→ **RECORDED DATA**:
....................

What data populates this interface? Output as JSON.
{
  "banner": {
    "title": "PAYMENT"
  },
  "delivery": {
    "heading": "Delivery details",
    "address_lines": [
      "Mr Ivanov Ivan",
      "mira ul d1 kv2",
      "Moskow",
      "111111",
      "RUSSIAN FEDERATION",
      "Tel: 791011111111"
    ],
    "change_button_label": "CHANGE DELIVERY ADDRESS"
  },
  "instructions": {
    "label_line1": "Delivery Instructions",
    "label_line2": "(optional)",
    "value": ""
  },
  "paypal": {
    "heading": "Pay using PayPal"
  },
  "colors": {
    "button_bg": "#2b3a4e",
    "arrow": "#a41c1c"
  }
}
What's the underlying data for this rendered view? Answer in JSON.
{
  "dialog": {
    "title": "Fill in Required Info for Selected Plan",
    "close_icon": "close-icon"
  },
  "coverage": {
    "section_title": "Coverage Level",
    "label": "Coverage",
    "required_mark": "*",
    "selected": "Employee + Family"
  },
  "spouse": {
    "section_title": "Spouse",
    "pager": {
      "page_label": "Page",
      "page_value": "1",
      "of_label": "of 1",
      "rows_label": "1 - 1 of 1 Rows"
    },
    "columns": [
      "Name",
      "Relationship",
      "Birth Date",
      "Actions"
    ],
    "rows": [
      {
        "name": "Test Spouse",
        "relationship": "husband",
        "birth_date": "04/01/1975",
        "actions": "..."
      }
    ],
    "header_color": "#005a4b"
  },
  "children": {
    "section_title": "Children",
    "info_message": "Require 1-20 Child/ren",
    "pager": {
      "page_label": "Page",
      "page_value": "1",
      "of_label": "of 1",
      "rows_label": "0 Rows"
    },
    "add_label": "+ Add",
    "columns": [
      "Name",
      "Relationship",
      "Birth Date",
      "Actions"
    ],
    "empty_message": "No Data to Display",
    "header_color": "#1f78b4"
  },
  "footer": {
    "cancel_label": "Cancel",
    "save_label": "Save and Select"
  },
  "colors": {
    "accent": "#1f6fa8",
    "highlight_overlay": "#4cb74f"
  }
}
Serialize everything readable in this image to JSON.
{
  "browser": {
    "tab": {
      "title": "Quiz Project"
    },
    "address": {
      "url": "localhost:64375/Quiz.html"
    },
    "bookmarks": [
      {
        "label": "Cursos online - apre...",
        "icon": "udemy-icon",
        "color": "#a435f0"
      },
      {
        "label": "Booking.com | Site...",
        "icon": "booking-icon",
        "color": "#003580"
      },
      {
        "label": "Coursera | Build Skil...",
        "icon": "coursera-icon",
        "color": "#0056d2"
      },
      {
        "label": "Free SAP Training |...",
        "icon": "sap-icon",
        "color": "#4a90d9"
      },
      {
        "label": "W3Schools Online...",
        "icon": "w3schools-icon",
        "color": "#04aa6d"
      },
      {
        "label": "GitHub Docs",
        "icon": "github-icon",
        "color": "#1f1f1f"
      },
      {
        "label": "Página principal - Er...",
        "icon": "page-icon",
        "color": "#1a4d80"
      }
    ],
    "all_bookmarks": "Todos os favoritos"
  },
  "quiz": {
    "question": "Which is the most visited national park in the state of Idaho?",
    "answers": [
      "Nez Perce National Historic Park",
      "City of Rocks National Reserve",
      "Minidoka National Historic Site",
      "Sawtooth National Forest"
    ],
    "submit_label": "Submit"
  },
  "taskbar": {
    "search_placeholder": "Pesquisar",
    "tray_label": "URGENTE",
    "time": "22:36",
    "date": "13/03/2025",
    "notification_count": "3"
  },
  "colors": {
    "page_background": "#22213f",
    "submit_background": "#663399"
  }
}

....................

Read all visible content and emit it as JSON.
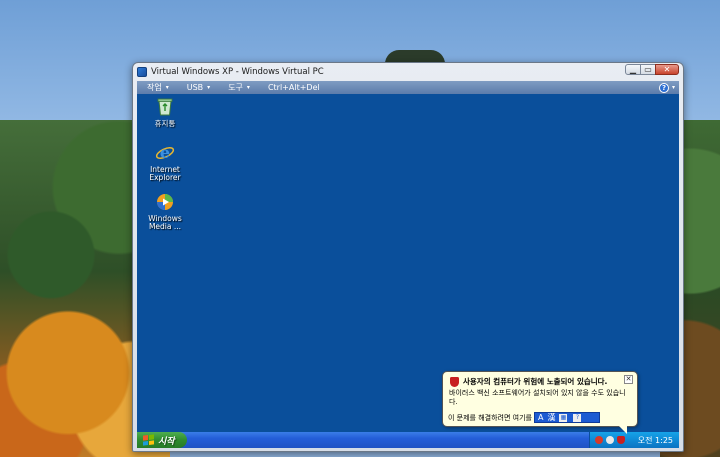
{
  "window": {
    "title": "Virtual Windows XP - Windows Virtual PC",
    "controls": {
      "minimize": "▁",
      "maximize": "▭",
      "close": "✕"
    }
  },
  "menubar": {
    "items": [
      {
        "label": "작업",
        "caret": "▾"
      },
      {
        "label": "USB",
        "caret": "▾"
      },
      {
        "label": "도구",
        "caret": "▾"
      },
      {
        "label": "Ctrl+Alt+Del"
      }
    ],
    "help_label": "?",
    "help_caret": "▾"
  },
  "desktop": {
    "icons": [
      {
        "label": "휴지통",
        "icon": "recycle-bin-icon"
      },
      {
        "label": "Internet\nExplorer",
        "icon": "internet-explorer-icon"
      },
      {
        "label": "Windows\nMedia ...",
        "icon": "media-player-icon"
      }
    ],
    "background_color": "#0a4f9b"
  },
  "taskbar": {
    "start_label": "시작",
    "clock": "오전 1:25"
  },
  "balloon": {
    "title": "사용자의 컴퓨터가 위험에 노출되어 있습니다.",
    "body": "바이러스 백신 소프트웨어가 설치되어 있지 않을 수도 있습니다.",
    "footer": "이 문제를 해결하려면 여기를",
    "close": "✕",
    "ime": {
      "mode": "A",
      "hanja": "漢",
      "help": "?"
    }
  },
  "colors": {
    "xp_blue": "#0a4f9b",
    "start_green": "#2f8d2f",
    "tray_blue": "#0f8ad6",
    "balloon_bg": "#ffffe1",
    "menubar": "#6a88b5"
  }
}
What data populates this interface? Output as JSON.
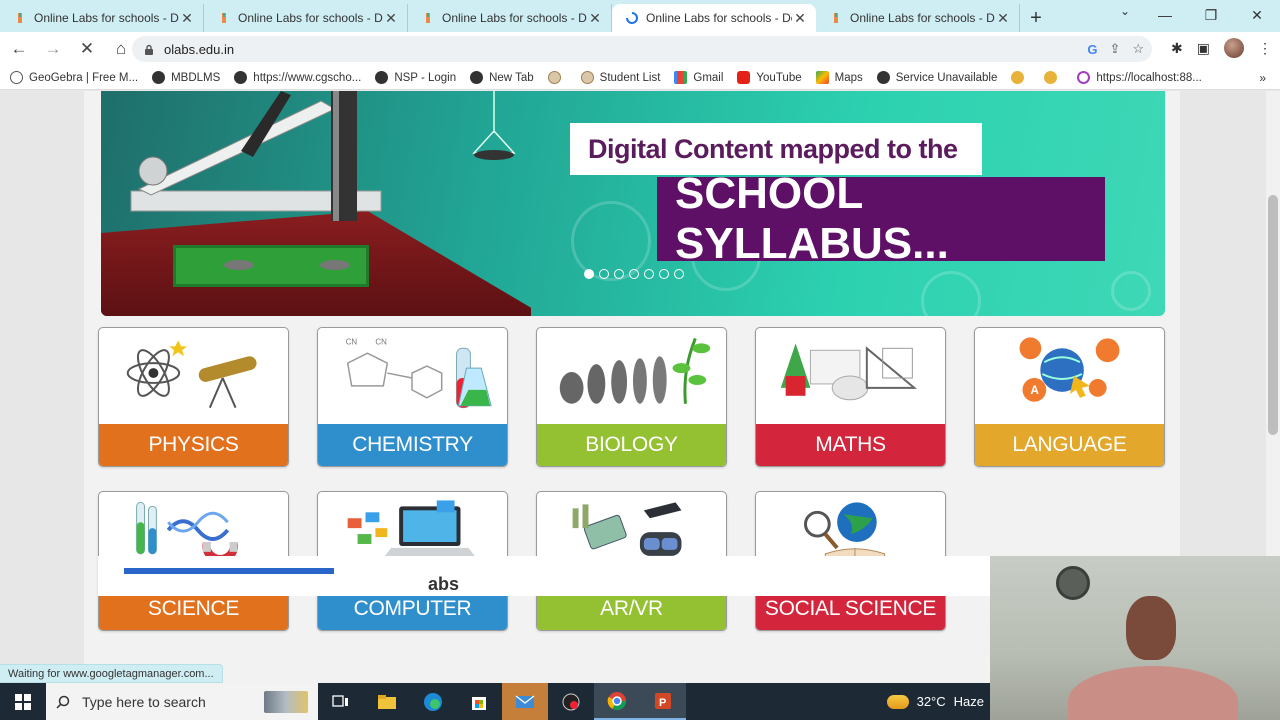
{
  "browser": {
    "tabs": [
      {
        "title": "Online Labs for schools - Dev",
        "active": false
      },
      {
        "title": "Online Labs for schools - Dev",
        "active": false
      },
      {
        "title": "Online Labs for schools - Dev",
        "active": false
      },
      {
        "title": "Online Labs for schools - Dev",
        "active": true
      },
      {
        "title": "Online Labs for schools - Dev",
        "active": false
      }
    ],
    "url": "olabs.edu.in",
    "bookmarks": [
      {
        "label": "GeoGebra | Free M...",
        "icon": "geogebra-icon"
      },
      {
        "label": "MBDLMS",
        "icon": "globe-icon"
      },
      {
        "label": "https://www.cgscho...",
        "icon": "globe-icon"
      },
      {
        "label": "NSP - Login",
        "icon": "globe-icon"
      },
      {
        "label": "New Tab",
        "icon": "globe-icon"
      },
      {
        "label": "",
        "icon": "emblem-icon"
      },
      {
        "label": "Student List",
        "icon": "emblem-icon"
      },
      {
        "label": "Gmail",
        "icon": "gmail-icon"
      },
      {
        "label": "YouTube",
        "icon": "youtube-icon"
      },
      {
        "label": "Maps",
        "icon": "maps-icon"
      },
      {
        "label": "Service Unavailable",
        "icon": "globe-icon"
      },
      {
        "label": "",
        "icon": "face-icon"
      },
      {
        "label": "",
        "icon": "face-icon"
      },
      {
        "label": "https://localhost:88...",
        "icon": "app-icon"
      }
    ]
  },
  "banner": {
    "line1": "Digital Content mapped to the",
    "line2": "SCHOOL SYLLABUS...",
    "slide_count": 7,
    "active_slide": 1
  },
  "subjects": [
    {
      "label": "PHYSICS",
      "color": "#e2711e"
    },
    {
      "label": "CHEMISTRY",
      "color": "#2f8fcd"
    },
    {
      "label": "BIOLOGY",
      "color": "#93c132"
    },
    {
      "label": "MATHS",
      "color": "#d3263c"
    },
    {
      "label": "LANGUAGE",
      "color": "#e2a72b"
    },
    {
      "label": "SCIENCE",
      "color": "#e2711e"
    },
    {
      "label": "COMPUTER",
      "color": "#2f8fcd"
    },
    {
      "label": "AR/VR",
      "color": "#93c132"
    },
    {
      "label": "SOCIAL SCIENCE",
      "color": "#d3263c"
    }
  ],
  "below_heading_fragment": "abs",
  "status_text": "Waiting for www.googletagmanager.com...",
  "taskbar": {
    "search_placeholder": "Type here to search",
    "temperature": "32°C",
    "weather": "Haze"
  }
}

....................

→ **SHORT EXERCISE**:
From the entries above, extract every line where the word "JSON" appears.

→ **RESPONSE TO THIS EXERCISE**:
What data populates this interface? Output as JSON.
What's the underlying data for this rendered view? Answer in JSON.
Serialize everything readable in this image to JSON.
Read all visible content and emit it as JSON.
What data populates this interface? Output as JSON.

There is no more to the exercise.